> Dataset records
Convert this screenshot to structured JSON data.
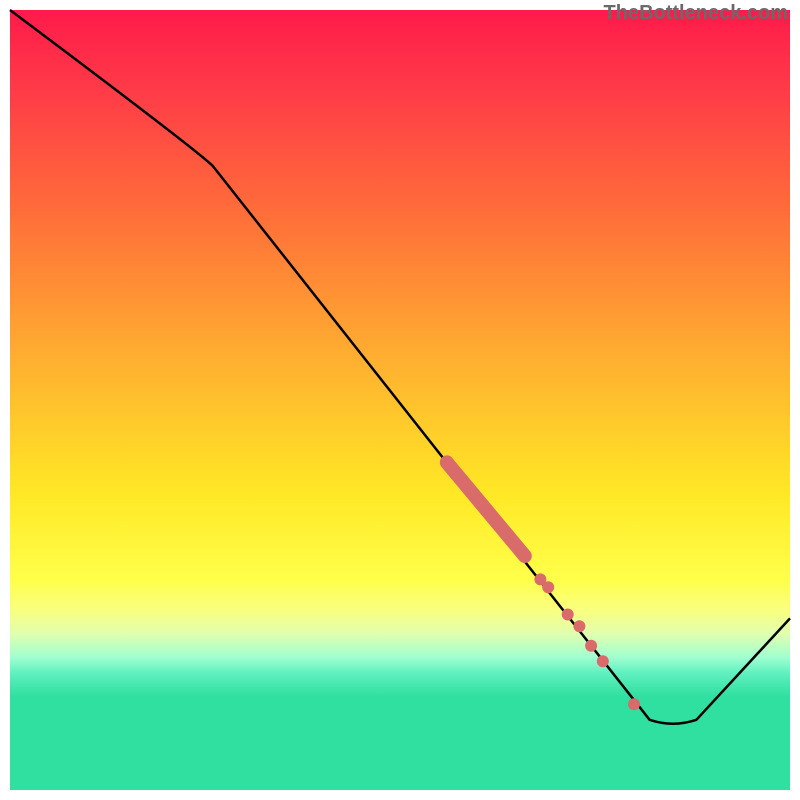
{
  "watermark": "TheBottleneck.com",
  "colors": {
    "curve": "#000000",
    "marker": "#d96b6b"
  },
  "chart_data": {
    "type": "line",
    "title": "",
    "xlabel": "",
    "ylabel": "",
    "xlim": [
      0,
      100
    ],
    "ylim": [
      0,
      100
    ],
    "grid": false,
    "curve": [
      {
        "x": 0,
        "y": 100
      },
      {
        "x": 26,
        "y": 80
      },
      {
        "x": 82,
        "y": 9
      },
      {
        "x": 88,
        "y": 9
      },
      {
        "x": 100,
        "y": 22
      }
    ],
    "highlight_segments": [
      {
        "x0": 56,
        "x1": 66,
        "y0": 42,
        "y1": 30,
        "style": "thick"
      }
    ],
    "highlight_points": [
      {
        "x": 68,
        "y": 27
      },
      {
        "x": 69,
        "y": 26
      },
      {
        "x": 71.5,
        "y": 22.5
      },
      {
        "x": 73,
        "y": 21
      },
      {
        "x": 74.5,
        "y": 18.5
      },
      {
        "x": 76,
        "y": 16.5
      },
      {
        "x": 80,
        "y": 11
      }
    ],
    "note": "x,y in 0..100, y measured upward from bottom of the square plot area; values estimated from pixel positions (no axes or tick labels present)."
  }
}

> SHORT TASK
Give the data again exactly as written, with all pictures left out.

> WORKED SOLUTION
Convert this screenshot to structured JSON data.
{
  "watermark": "TheBottleneck.com",
  "colors": {
    "curve": "#000000",
    "marker": "#d96b6b"
  },
  "chart_data": {
    "type": "line",
    "title": "",
    "xlabel": "",
    "ylabel": "",
    "xlim": [
      0,
      100
    ],
    "ylim": [
      0,
      100
    ],
    "grid": false,
    "curve": [
      {
        "x": 0,
        "y": 100
      },
      {
        "x": 26,
        "y": 80
      },
      {
        "x": 82,
        "y": 9
      },
      {
        "x": 88,
        "y": 9
      },
      {
        "x": 100,
        "y": 22
      }
    ],
    "highlight_segments": [
      {
        "x0": 56,
        "x1": 66,
        "y0": 42,
        "y1": 30,
        "style": "thick"
      }
    ],
    "highlight_points": [
      {
        "x": 68,
        "y": 27
      },
      {
        "x": 69,
        "y": 26
      },
      {
        "x": 71.5,
        "y": 22.5
      },
      {
        "x": 73,
        "y": 21
      },
      {
        "x": 74.5,
        "y": 18.5
      },
      {
        "x": 76,
        "y": 16.5
      },
      {
        "x": 80,
        "y": 11
      }
    ],
    "note": "x,y in 0..100, y measured upward from bottom of the square plot area; values estimated from pixel positions (no axes or tick labels present)."
  }
}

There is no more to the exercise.